WHAT YOU NEED TO DO —
Count every line that holds the string "text", then give that number alone.
----
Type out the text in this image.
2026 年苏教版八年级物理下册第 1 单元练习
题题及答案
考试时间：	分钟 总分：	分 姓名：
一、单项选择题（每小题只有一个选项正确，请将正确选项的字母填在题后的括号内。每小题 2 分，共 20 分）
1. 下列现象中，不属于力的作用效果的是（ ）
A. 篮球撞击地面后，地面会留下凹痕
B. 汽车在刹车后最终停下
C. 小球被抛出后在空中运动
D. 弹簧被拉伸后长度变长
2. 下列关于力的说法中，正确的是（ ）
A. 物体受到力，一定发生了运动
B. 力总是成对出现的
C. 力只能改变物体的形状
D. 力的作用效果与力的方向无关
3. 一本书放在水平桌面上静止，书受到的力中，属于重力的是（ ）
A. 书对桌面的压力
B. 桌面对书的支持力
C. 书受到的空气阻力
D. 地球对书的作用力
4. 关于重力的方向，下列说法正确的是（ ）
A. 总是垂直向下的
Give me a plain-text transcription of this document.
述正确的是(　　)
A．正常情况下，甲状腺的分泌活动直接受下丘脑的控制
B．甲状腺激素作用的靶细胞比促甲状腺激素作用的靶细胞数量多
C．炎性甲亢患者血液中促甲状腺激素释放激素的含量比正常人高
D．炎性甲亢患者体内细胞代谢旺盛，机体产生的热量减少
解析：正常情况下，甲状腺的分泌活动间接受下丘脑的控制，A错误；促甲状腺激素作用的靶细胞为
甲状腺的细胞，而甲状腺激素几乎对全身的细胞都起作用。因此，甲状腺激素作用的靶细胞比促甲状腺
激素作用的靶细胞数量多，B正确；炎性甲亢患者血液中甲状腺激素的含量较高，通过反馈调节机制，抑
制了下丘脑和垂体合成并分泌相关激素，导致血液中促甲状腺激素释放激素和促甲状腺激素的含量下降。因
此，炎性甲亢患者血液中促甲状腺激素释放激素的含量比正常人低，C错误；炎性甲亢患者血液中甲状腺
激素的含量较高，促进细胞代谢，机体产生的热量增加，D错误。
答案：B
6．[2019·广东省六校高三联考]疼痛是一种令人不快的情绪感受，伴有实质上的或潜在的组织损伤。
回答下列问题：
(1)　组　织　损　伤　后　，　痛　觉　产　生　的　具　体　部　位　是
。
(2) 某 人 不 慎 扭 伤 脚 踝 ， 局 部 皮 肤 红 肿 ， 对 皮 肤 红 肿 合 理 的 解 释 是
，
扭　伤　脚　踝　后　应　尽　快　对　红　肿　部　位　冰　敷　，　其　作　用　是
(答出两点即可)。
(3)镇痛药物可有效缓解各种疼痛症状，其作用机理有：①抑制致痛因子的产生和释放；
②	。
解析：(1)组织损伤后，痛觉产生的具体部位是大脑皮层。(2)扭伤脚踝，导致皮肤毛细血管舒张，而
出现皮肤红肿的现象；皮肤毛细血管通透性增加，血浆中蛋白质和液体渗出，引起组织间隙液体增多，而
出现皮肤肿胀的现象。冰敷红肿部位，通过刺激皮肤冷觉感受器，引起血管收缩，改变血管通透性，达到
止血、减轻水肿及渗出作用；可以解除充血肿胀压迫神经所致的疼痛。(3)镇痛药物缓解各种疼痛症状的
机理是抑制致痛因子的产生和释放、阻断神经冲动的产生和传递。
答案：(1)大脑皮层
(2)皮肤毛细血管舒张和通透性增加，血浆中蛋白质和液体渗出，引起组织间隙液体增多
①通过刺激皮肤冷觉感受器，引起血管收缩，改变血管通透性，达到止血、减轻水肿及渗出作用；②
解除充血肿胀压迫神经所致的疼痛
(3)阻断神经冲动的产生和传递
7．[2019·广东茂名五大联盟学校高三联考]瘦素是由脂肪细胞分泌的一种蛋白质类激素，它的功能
----
IN RESPONSE —
2